Items listed in a dataset
-- start --
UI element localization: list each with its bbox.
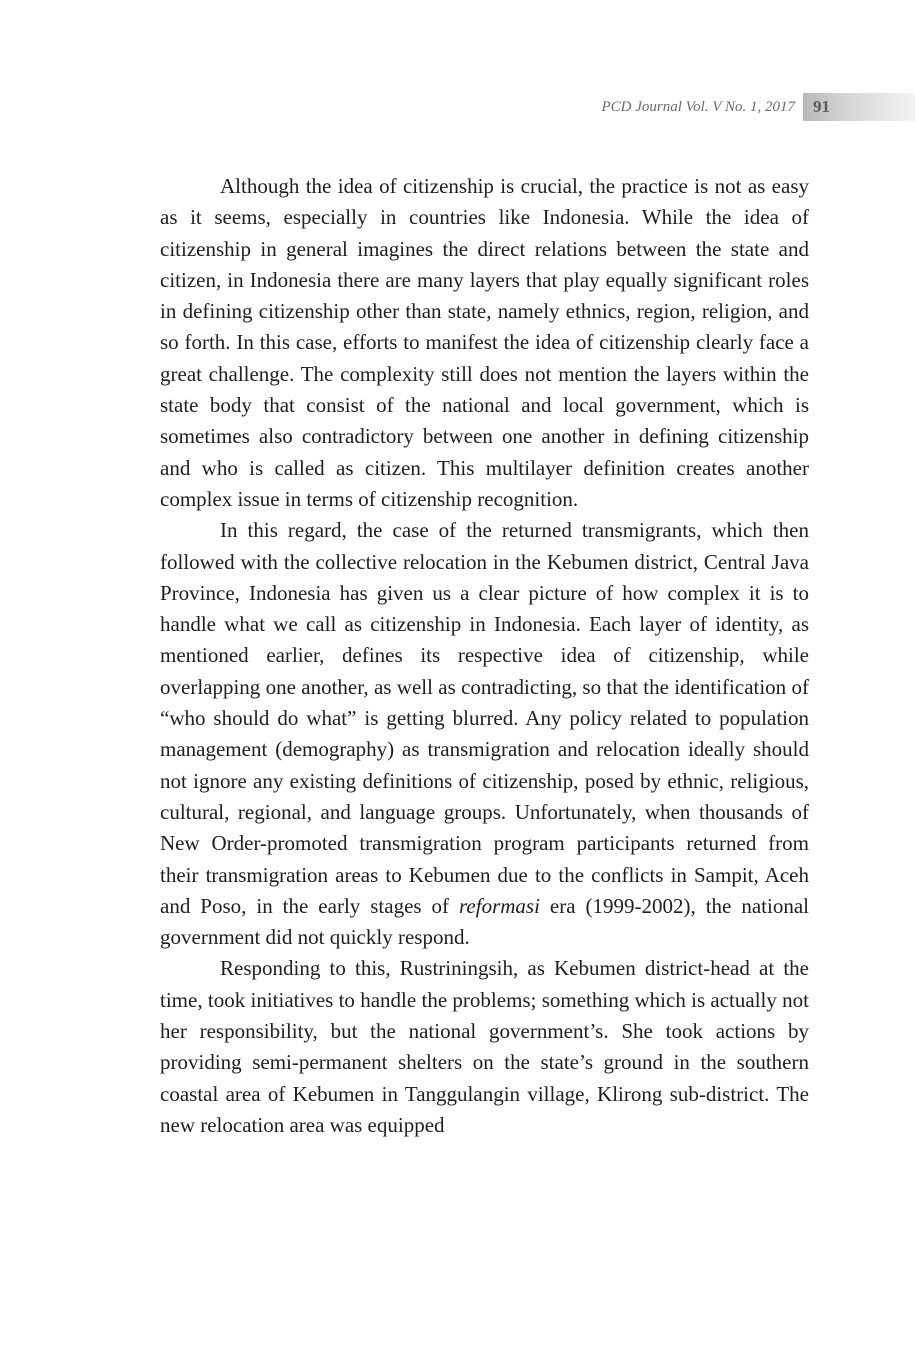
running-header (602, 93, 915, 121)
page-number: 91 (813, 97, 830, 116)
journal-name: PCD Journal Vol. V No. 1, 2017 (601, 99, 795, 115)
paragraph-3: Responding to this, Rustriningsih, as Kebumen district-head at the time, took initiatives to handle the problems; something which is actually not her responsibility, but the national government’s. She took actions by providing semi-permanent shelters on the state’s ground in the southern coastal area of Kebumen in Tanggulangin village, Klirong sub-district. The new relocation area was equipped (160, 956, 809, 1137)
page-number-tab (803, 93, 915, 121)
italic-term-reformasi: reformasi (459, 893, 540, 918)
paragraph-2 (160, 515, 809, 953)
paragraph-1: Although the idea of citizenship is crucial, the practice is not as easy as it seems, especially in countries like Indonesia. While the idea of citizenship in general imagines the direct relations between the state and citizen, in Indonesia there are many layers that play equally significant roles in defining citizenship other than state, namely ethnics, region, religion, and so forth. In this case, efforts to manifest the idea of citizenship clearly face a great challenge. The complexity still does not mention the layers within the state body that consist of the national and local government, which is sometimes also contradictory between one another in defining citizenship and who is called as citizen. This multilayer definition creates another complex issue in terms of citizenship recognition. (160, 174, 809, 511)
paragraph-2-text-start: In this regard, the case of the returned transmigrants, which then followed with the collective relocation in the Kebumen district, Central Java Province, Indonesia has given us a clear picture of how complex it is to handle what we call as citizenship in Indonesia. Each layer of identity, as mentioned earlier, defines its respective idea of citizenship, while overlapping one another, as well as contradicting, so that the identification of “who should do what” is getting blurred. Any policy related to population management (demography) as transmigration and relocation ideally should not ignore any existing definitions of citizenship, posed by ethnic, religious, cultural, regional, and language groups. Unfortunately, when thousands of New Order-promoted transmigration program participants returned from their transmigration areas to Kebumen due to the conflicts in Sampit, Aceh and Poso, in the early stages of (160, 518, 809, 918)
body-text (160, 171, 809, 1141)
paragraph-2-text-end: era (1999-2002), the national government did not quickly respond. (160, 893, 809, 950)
-- end --
Set task:
Reproduce the material above word for word, leaving out the picture.

Reply to the task:
UI element localization: list each with its bbox.
running-header (602, 93, 915, 121)
page-number: 91 (813, 97, 830, 116)
journal-name: PCD Journal Vol. V No. 1, 2017 (601, 99, 795, 115)
paragraph-3: Responding to this, Rustriningsih, as Kebumen district-head at the time, took initiatives to handle the problems; something which is actually not her responsibility, but the national government’s. She took actions by providing semi-permanent shelters on the state’s ground in the southern coastal area of Kebumen in Tanggulangin village, Klirong sub-district. The new relocation area was equipped (160, 956, 809, 1137)
page-number-tab (803, 93, 915, 121)
italic-term-reformasi: reformasi (459, 893, 540, 918)
paragraph-2 (160, 515, 809, 953)
paragraph-1: Although the idea of citizenship is crucial, the practice is not as easy as it seems, especially in countries like Indonesia. While the idea of citizenship in general imagines the direct relations between the state and citizen, in Indonesia there are many layers that play equally significant roles in defining citizenship other than state, namely ethnics, region, religion, and so forth. In this case, efforts to manifest the idea of citizenship clearly face a great challenge. The complexity still does not mention the layers within the state body that consist of the national and local government, which is sometimes also contradictory between one another in defining citizenship and who is called as citizen. This multilayer definition creates another complex issue in terms of citizenship recognition. (160, 174, 809, 511)
paragraph-2-text-start: In this regard, the case of the returned transmigrants, which then followed with the collective relocation in the Kebumen district, Central Java Province, Indonesia has given us a clear picture of how complex it is to handle what we call as citizenship in Indonesia. Each layer of identity, as mentioned earlier, defines its respective idea of citizenship, while overlapping one another, as well as contradicting, so that the identification of “who should do what” is getting blurred. Any policy related to population management (demography) as transmigration and relocation ideally should not ignore any existing definitions of citizenship, posed by ethnic, religious, cultural, regional, and language groups. Unfortunately, when thousands of New Order-promoted transmigration program participants returned from their transmigration areas to Kebumen due to the conflicts in Sampit, Aceh and Poso, in the early stages of (160, 518, 809, 918)
body-text (160, 171, 809, 1141)
paragraph-2-text-end: era (1999-2002), the national government did not quickly respond. (160, 893, 809, 950)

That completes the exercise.